### Task prompt
Copy every one of the lines below verbatim, character for character, with nothing changed, added, or left out.

Entries from a layout dataset
################

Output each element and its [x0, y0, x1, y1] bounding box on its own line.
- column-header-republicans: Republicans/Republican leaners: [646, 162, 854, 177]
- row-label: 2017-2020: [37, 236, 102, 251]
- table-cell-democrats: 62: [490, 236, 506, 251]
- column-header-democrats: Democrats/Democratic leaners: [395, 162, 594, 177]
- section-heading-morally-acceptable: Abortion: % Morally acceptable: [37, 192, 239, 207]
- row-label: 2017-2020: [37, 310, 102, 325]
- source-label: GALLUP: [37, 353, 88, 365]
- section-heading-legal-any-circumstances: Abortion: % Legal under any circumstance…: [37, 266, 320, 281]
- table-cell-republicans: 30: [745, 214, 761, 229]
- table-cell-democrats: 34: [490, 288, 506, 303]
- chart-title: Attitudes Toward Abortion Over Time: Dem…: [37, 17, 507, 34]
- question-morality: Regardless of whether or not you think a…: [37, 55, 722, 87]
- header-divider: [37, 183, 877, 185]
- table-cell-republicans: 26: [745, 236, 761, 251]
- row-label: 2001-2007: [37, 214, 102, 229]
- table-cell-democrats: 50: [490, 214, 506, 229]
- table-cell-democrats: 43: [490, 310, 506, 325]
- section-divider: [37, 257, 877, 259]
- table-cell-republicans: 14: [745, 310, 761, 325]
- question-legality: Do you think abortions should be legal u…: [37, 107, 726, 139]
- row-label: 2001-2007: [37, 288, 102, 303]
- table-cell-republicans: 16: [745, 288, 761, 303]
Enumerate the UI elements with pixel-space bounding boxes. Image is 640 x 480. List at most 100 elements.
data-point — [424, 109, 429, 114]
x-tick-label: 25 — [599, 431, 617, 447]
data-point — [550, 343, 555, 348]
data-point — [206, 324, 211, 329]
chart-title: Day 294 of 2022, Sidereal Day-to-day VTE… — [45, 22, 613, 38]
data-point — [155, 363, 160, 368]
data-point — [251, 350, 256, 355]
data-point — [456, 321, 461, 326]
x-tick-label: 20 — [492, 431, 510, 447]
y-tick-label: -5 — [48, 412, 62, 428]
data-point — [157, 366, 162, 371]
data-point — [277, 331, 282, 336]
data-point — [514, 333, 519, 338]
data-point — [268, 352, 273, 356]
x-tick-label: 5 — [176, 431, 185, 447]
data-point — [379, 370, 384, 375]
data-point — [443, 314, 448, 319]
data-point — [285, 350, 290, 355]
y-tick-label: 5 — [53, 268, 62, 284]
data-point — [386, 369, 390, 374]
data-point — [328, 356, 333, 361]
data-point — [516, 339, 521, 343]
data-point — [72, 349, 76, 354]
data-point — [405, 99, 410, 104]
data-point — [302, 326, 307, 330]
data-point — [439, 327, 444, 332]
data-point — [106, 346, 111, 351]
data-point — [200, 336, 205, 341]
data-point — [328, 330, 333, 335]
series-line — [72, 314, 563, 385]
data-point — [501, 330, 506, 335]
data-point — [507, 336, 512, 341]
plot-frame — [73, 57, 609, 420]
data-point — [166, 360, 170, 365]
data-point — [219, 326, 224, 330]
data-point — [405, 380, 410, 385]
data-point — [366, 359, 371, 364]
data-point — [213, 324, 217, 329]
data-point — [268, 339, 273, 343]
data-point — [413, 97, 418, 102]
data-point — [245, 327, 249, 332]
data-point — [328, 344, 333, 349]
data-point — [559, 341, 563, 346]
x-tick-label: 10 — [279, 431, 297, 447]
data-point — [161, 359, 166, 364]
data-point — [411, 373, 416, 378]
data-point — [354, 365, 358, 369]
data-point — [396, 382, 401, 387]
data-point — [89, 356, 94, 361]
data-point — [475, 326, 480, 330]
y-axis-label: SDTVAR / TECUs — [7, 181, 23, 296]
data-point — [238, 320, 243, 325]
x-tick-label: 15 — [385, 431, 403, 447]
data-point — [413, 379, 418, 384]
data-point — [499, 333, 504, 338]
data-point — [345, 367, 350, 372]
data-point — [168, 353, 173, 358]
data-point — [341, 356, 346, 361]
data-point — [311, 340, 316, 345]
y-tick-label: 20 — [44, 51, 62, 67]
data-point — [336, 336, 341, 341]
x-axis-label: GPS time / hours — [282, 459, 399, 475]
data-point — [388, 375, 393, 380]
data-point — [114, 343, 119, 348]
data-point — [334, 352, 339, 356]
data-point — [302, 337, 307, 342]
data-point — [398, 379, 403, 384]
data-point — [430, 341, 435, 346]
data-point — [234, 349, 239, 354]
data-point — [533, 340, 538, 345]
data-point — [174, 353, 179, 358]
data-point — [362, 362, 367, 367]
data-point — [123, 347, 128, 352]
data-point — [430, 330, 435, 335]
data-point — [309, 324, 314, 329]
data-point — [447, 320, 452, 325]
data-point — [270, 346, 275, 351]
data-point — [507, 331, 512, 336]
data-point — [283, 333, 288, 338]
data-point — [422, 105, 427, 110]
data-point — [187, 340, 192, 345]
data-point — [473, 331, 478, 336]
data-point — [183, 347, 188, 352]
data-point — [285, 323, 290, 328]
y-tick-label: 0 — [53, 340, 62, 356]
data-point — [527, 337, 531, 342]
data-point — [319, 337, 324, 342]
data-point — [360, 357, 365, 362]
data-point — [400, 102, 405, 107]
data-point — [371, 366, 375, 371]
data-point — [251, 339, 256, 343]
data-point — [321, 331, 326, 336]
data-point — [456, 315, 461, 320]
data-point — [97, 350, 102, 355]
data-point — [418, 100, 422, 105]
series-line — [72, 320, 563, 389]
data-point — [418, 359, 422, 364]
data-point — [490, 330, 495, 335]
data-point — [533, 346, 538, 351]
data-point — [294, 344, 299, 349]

################

### Reply to the task
Output each element and its [x0, y0, x1, y1] bounding box on its own line.
- column-header-republicans: Republicans/Republican leaners: [646, 162, 854, 177]
- row-label: 2017-2020: [37, 236, 102, 251]
- table-cell-democrats: 62: [490, 236, 506, 251]
- column-header-democrats: Democrats/Democratic leaners: [395, 162, 594, 177]
- section-heading-morally-acceptable: Abortion: % Morally acceptable: [37, 192, 239, 207]
- row-label: 2017-2020: [37, 310, 102, 325]
- source-label: GALLUP: [37, 353, 88, 365]
- section-heading-legal-any-circumstances: Abortion: % Legal under any circumstance…: [37, 266, 320, 281]
- table-cell-republicans: 30: [745, 214, 761, 229]
- table-cell-democrats: 34: [490, 288, 506, 303]
- chart-title: Attitudes Toward Abortion Over Time: Dem…: [37, 17, 507, 34]
- question-morality: Regardless of whether or not you think a…: [37, 55, 722, 87]
- header-divider: [37, 183, 877, 185]
- table-cell-republicans: 26: [745, 236, 761, 251]
- row-label: 2001-2007: [37, 214, 102, 229]
- table-cell-democrats: 50: [490, 214, 506, 229]
- table-cell-democrats: 43: [490, 310, 506, 325]
- section-divider: [37, 257, 877, 259]
- table-cell-republicans: 14: [745, 310, 761, 325]
- question-legality: Do you think abortions should be legal u…: [37, 107, 726, 139]
- row-label: 2001-2007: [37, 288, 102, 303]
- table-cell-republicans: 16: [745, 288, 761, 303]
Enumerate the UI elements with pixel-space bounding boxes. Image is 640 x 480. List at most 100 elements.
data-point — [424, 109, 429, 114]
x-tick-label: 25 — [599, 431, 617, 447]
data-point — [550, 343, 555, 348]
data-point — [206, 324, 211, 329]
chart-title: Day 294 of 2022, Sidereal Day-to-day VTE… — [45, 22, 613, 38]
data-point — [155, 363, 160, 368]
data-point — [251, 350, 256, 355]
data-point — [456, 321, 461, 326]
x-tick-label: 20 — [492, 431, 510, 447]
y-tick-label: -5 — [48, 412, 62, 428]
data-point — [157, 366, 162, 371]
data-point — [277, 331, 282, 336]
data-point — [514, 333, 519, 338]
data-point — [268, 352, 273, 356]
x-tick-label: 5 — [176, 431, 185, 447]
data-point — [379, 370, 384, 375]
data-point — [443, 314, 448, 319]
data-point — [285, 350, 290, 355]
y-tick-label: 5 — [53, 268, 62, 284]
data-point — [386, 369, 390, 374]
data-point — [328, 356, 333, 361]
data-point — [516, 339, 521, 343]
data-point — [72, 349, 76, 354]
data-point — [405, 99, 410, 104]
data-point — [302, 326, 307, 330]
data-point — [439, 327, 444, 332]
data-point — [106, 346, 111, 351]
data-point — [200, 336, 205, 341]
data-point — [328, 330, 333, 335]
series-line — [72, 314, 563, 385]
data-point — [501, 330, 506, 335]
data-point — [507, 336, 512, 341]
plot-frame — [73, 57, 609, 420]
data-point — [166, 360, 170, 365]
data-point — [219, 326, 224, 330]
data-point — [405, 380, 410, 385]
data-point — [366, 359, 371, 364]
data-point — [213, 324, 217, 329]
data-point — [268, 339, 273, 343]
data-point — [413, 97, 418, 102]
data-point — [245, 327, 249, 332]
data-point — [328, 344, 333, 349]
data-point — [559, 341, 563, 346]
x-tick-label: 10 — [279, 431, 297, 447]
data-point — [161, 359, 166, 364]
data-point — [411, 373, 416, 378]
data-point — [354, 365, 358, 369]
data-point — [396, 382, 401, 387]
data-point — [89, 356, 94, 361]
data-point — [475, 326, 480, 330]
y-axis-label: SDTVAR / TECUs — [7, 181, 23, 296]
data-point — [238, 320, 243, 325]
x-tick-label: 15 — [385, 431, 403, 447]
data-point — [413, 379, 418, 384]
data-point — [499, 333, 504, 338]
data-point — [345, 367, 350, 372]
data-point — [168, 353, 173, 358]
data-point — [341, 356, 346, 361]
data-point — [311, 340, 316, 345]
y-tick-label: 20 — [44, 51, 62, 67]
data-point — [336, 336, 341, 341]
x-axis-label: GPS time / hours — [282, 459, 399, 475]
data-point — [388, 375, 393, 380]
data-point — [114, 343, 119, 348]
data-point — [334, 352, 339, 356]
data-point — [302, 337, 307, 342]
data-point — [398, 379, 403, 384]
data-point — [430, 341, 435, 346]
data-point — [234, 349, 239, 354]
data-point — [533, 340, 538, 345]
data-point — [174, 353, 179, 358]
data-point — [362, 362, 367, 367]
data-point — [123, 347, 128, 352]
data-point — [430, 330, 435, 335]
data-point — [309, 324, 314, 329]
data-point — [447, 320, 452, 325]
data-point — [270, 346, 275, 351]
data-point — [507, 331, 512, 336]
data-point — [283, 333, 288, 338]
data-point — [422, 105, 427, 110]
data-point — [187, 340, 192, 345]
data-point — [473, 331, 478, 336]
data-point — [183, 347, 188, 352]
data-point — [285, 323, 290, 328]
y-tick-label: 0 — [53, 340, 62, 356]
data-point — [527, 337, 531, 342]
data-point — [319, 337, 324, 342]
data-point — [360, 357, 365, 362]
data-point — [400, 102, 405, 107]
data-point — [371, 366, 375, 371]
data-point — [251, 339, 256, 343]
data-point — [321, 331, 326, 336]
data-point — [456, 315, 461, 320]
data-point — [97, 350, 102, 355]
data-point — [418, 100, 422, 105]
series-line — [72, 320, 563, 389]
data-point — [418, 359, 422, 364]
data-point — [490, 330, 495, 335]
data-point — [533, 346, 538, 351]
data-point — [294, 344, 299, 349]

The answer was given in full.